Task to carry out – In your copy, include every line of the listing below exactly but none of the pictures.

[Start]

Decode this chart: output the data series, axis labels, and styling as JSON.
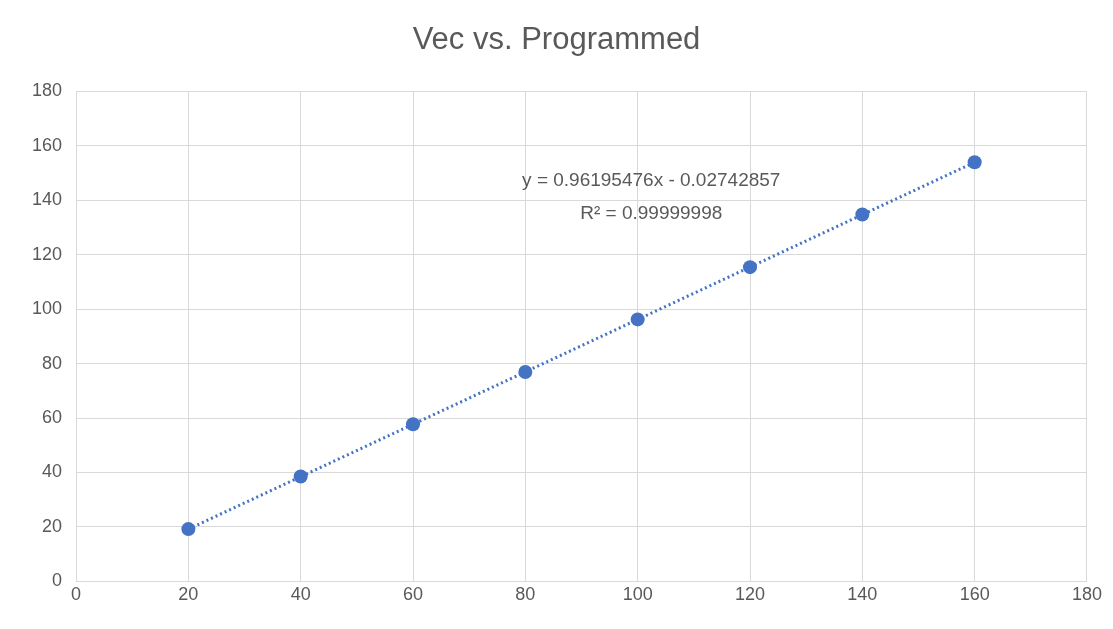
{
  "chart_data": {
    "type": "scatter",
    "title": "Vec vs. Programmed",
    "x": [
      20,
      40,
      60,
      80,
      100,
      120,
      140,
      160
    ],
    "series": [
      {
        "type": "scatter",
        "color": "#4472c4",
        "marker": "circle",
        "values": [
          19.2,
          38.5,
          57.7,
          76.9,
          96.2,
          115.4,
          134.7,
          153.9
        ]
      },
      {
        "type": "line",
        "color": "#4472c4",
        "marker": "none",
        "line_style": "dotted",
        "x": [
          20,
          160
        ],
        "values": [
          19.2,
          153.9
        ]
      }
    ],
    "annotations": [
      "y = 0.96195476x - 0.02742857",
      "R² = 0.99999998"
    ],
    "xlim": [
      0,
      180
    ],
    "xticks": [
      0,
      20,
      40,
      60,
      80,
      100,
      120,
      140,
      160,
      180
    ],
    "ylim": [
      0,
      180
    ],
    "yticks": [
      0,
      20,
      40,
      60,
      80,
      100,
      120,
      140,
      160,
      180
    ],
    "grid": true,
    "legend": false
  }
}
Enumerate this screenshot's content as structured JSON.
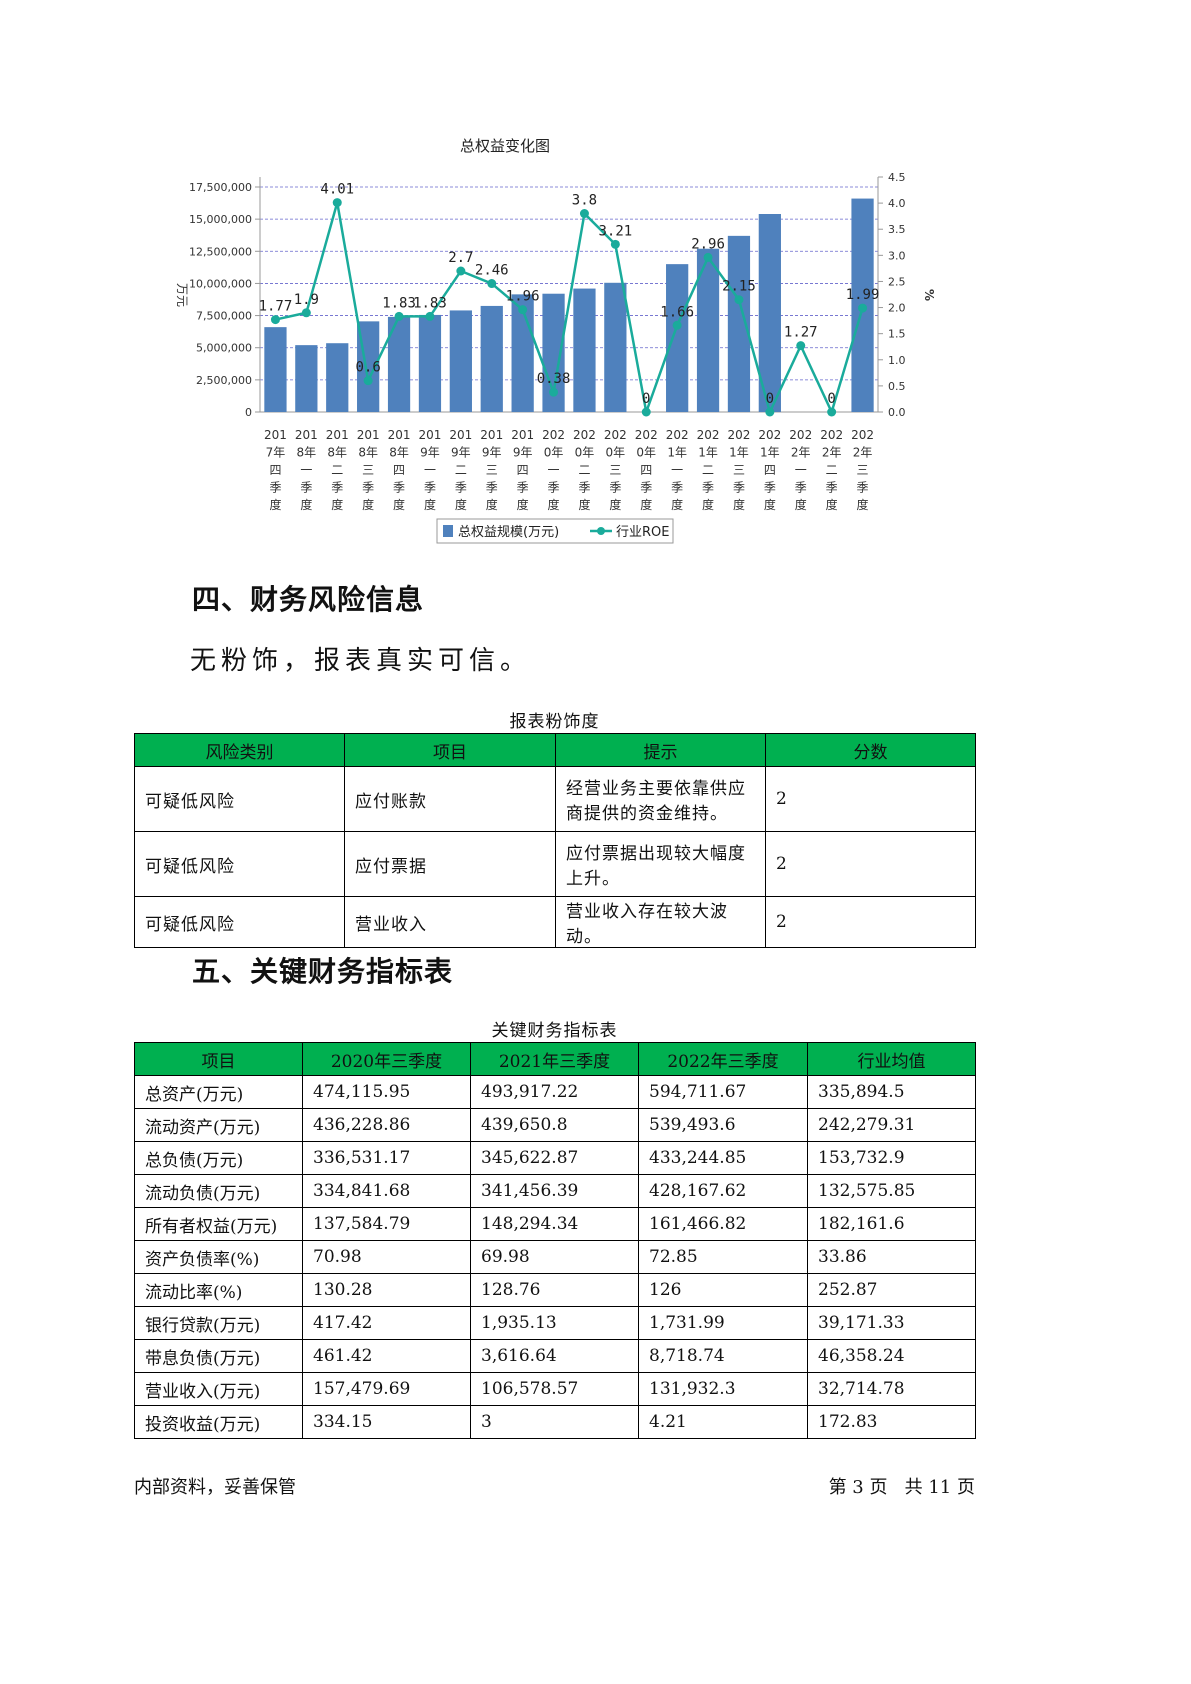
{
  "chart_data": {
    "type": "bar",
    "title": "总权益变化图",
    "ylabel": "万元",
    "y2label": "%",
    "ylim": [
      0,
      17500000
    ],
    "y2lim": [
      0,
      4.5
    ],
    "yticks": [
      "0",
      "2,500,000",
      "5,000,000",
      "7,500,000",
      "10,000,000",
      "12,500,000",
      "15,000,000",
      "17,500,000"
    ],
    "y2ticks": [
      "0.0",
      "0.5",
      "1.0",
      "1.5",
      "2.0",
      "2.5",
      "3.0",
      "3.5",
      "4.0",
      "4.5"
    ],
    "categories": [
      "2017年四季度",
      "2018年一季度",
      "2018年二季度",
      "2018年三季度",
      "2018年四季度",
      "2019年一季度",
      "2019年二季度",
      "2019年三季度",
      "2019年四季度",
      "2020年一季度",
      "2020年二季度",
      "2020年三季度",
      "2020年四季度",
      "2021年一季度",
      "2021年二季度",
      "2021年三季度",
      "2021年四季度",
      "2022年一季度",
      "2022年二季度",
      "2022年三季度"
    ],
    "series": [
      {
        "name": "总权益规模(万元)",
        "type": "bar",
        "color": "#4f81bd",
        "values": [
          6600000,
          5200000,
          5350000,
          7050000,
          7400000,
          7550000,
          7900000,
          8250000,
          9150000,
          9200000,
          9600000,
          10050000,
          0,
          11500000,
          12700000,
          13700000,
          15400000,
          0,
          0,
          16600000
        ]
      },
      {
        "name": "行业ROE",
        "type": "line",
        "color": "#1aab9b",
        "values": [
          1.77,
          1.9,
          4.01,
          0.6,
          1.83,
          1.83,
          2.7,
          2.46,
          1.96,
          0.38,
          3.8,
          3.21,
          0,
          1.66,
          2.96,
          2.15,
          0,
          1.27,
          0,
          1.99
        ],
        "labels": [
          "1.77",
          "1.9",
          "4.01",
          "0.6",
          "1.83",
          "1.83",
          "2.7",
          "2.46",
          "1.96",
          "0.38",
          "3.8",
          "3.21",
          "0",
          "1.66",
          "2.96",
          "2.15",
          "0",
          "1.27",
          "0",
          "1.99"
        ]
      }
    ],
    "grid": true,
    "legend": "bottom"
  },
  "section4": {
    "title": "四、财务风险信息",
    "text": "无粉饰，报表真实可信。",
    "table_caption": "报表粉饰度",
    "headers": [
      "风险类别",
      "项目",
      "提示",
      "分数"
    ],
    "rows": [
      [
        "可疑低风险",
        "应付账款",
        "经营业务主要依靠供应商提供的资金维持。",
        "2"
      ],
      [
        "可疑低风险",
        "应付票据",
        "应付票据出现较大幅度上升。",
        "2"
      ],
      [
        "可疑低风险",
        "营业收入",
        "营业收入存在较大波动。",
        "2"
      ]
    ]
  },
  "section5": {
    "title": "五、关键财务指标表",
    "table_caption": "关键财务指标表",
    "headers": [
      "项目",
      "2020年三季度",
      "2021年三季度",
      "2022年三季度",
      "行业均值"
    ],
    "rows": [
      [
        "总资产(万元)",
        "474,115.95",
        "493,917.22",
        "594,711.67",
        "335,894.5"
      ],
      [
        "流动资产(万元)",
        "436,228.86",
        "439,650.8",
        "539,493.6",
        "242,279.31"
      ],
      [
        "总负债(万元)",
        "336,531.17",
        "345,622.87",
        "433,244.85",
        "153,732.9"
      ],
      [
        "流动负债(万元)",
        "334,841.68",
        "341,456.39",
        "428,167.62",
        "132,575.85"
      ],
      [
        "所有者权益(万元)",
        "137,584.79",
        "148,294.34",
        "161,466.82",
        "182,161.6"
      ],
      [
        "资产负债率(%)",
        "70.98",
        "69.98",
        "72.85",
        "33.86"
      ],
      [
        "流动比率(%)",
        "130.28",
        "128.76",
        "126",
        "252.87"
      ],
      [
        "银行贷款(万元)",
        "417.42",
        "1,935.13",
        "1,731.99",
        "39,171.33"
      ],
      [
        "带息负债(万元)",
        "461.42",
        "3,616.64",
        "8,718.74",
        "46,358.24"
      ],
      [
        "营业收入(万元)",
        "157,479.69",
        "106,578.57",
        "131,932.3",
        "32,714.78"
      ],
      [
        "投资收益(万元)",
        "334.15",
        "3",
        "4.21",
        "172.83"
      ]
    ]
  },
  "footer": {
    "left": "内部资料，妥善保管",
    "right": "第 3 页   共 11 页"
  }
}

[End]

Final result –
Decode this chart: output the data series, axis labels, and styling as JSON.
{
  "chart_data": {
    "type": "scatter",
    "title": "Vec vs. Programmed",
    "x": [
      20,
      40,
      60,
      80,
      100,
      120,
      140,
      160
    ],
    "series": [
      {
        "type": "scatter",
        "color": "#4472c4",
        "marker": "circle",
        "values": [
          19.2,
          38.5,
          57.7,
          76.9,
          96.2,
          115.4,
          134.7,
          153.9
        ]
      },
      {
        "type": "line",
        "color": "#4472c4",
        "marker": "none",
        "line_style": "dotted",
        "x": [
          20,
          160
        ],
        "values": [
          19.2,
          153.9
        ]
      }
    ],
    "annotations": [
      "y = 0.96195476x - 0.02742857",
      "R² = 0.99999998"
    ],
    "xlim": [
      0,
      180
    ],
    "xticks": [
      0,
      20,
      40,
      60,
      80,
      100,
      120,
      140,
      160,
      180
    ],
    "ylim": [
      0,
      180
    ],
    "yticks": [
      0,
      20,
      40,
      60,
      80,
      100,
      120,
      140,
      160,
      180
    ],
    "grid": true,
    "legend": false
  }
}
Enumerate this screenshot's content as structured JSON.
{
  "chart_data": {
    "type": "bar",
    "title": "总权益变化图",
    "ylabel": "万元",
    "y2label": "%",
    "ylim": [
      0,
      17500000
    ],
    "y2lim": [
      0,
      4.5
    ],
    "yticks": [
      "0",
      "2,500,000",
      "5,000,000",
      "7,500,000",
      "10,000,000",
      "12,500,000",
      "15,000,000",
      "17,500,000"
    ],
    "y2ticks": [
      "0.0",
      "0.5",
      "1.0",
      "1.5",
      "2.0",
      "2.5",
      "3.0",
      "3.5",
      "4.0",
      "4.5"
    ],
    "categories": [
      "2017年四季度",
      "2018年一季度",
      "2018年二季度",
      "2018年三季度",
      "2018年四季度",
      "2019年一季度",
      "2019年二季度",
      "2019年三季度",
      "2019年四季度",
      "2020年一季度",
      "2020年二季度",
      "2020年三季度",
      "2020年四季度",
      "2021年一季度",
      "2021年二季度",
      "2021年三季度",
      "2021年四季度",
      "2022年一季度",
      "2022年二季度",
      "2022年三季度"
    ],
    "series": [
      {
        "name": "总权益规模(万元)",
        "type": "bar",
        "color": "#4f81bd",
        "values": [
          6600000,
          5200000,
          5350000,
          7050000,
          7400000,
          7550000,
          7900000,
          8250000,
          9150000,
          9200000,
          9600000,
          10050000,
          0,
          11500000,
          12700000,
          13700000,
          15400000,
          0,
          0,
          16600000
        ]
      },
      {
        "name": "行业ROE",
        "type": "line",
        "color": "#1aab9b",
        "values": [
          1.77,
          1.9,
          4.01,
          0.6,
          1.83,
          1.83,
          2.7,
          2.46,
          1.96,
          0.38,
          3.8,
          3.21,
          0,
          1.66,
          2.96,
          2.15,
          0,
          1.27,
          0,
          1.99
        ],
        "labels": [
          "1.77",
          "1.9",
          "4.01",
          "0.6",
          "1.83",
          "1.83",
          "2.7",
          "2.46",
          "1.96",
          "0.38",
          "3.8",
          "3.21",
          "0",
          "1.66",
          "2.96",
          "2.15",
          "0",
          "1.27",
          "0",
          "1.99"
        ]
      }
    ],
    "grid": true,
    "legend": "bottom"
  },
  "section4": {
    "title": "四、财务风险信息",
    "text": "无粉饰，报表真实可信。",
    "table_caption": "报表粉饰度",
    "headers": [
      "风险类别",
      "项目",
      "提示",
      "分数"
    ],
    "rows": [
      [
        "可疑低风险",
        "应付账款",
        "经营业务主要依靠供应商提供的资金维持。",
        "2"
      ],
      [
        "可疑低风险",
        "应付票据",
        "应付票据出现较大幅度上升。",
        "2"
      ],
      [
        "可疑低风险",
        "营业收入",
        "营业收入存在较大波动。",
        "2"
      ]
    ]
  },
  "section5": {
    "title": "五、关键财务指标表",
    "table_caption": "关键财务指标表",
    "headers": [
      "项目",
      "2020年三季度",
      "2021年三季度",
      "2022年三季度",
      "行业均值"
    ],
    "rows": [
      [
        "总资产(万元)",
        "474,115.95",
        "493,917.22",
        "594,711.67",
        "335,894.5"
      ],
      [
        "流动资产(万元)",
        "436,228.86",
        "439,650.8",
        "539,493.6",
        "242,279.31"
      ],
      [
        "总负债(万元)",
        "336,531.17",
        "345,622.87",
        "433,244.85",
        "153,732.9"
      ],
      [
        "流动负债(万元)",
        "334,841.68",
        "341,456.39",
        "428,167.62",
        "132,575.85"
      ],
      [
        "所有者权益(万元)",
        "137,584.79",
        "148,294.34",
        "161,466.82",
        "182,161.6"
      ],
      [
        "资产负债率(%)",
        "70.98",
        "69.98",
        "72.85",
        "33.86"
      ],
      [
        "流动比率(%)",
        "130.28",
        "128.76",
        "126",
        "252.87"
      ],
      [
        "银行贷款(万元)",
        "417.42",
        "1,935.13",
        "1,731.99",
        "39,171.33"
      ],
      [
        "带息负债(万元)",
        "461.42",
        "3,616.64",
        "8,718.74",
        "46,358.24"
      ],
      [
        "营业收入(万元)",
        "157,479.69",
        "106,578.57",
        "131,932.3",
        "32,714.78"
      ],
      [
        "投资收益(万元)",
        "334.15",
        "3",
        "4.21",
        "172.83"
      ]
    ]
  },
  "footer": {
    "left": "内部资料，妥善保管",
    "right": "第 3 页   共 11 页"
  }
}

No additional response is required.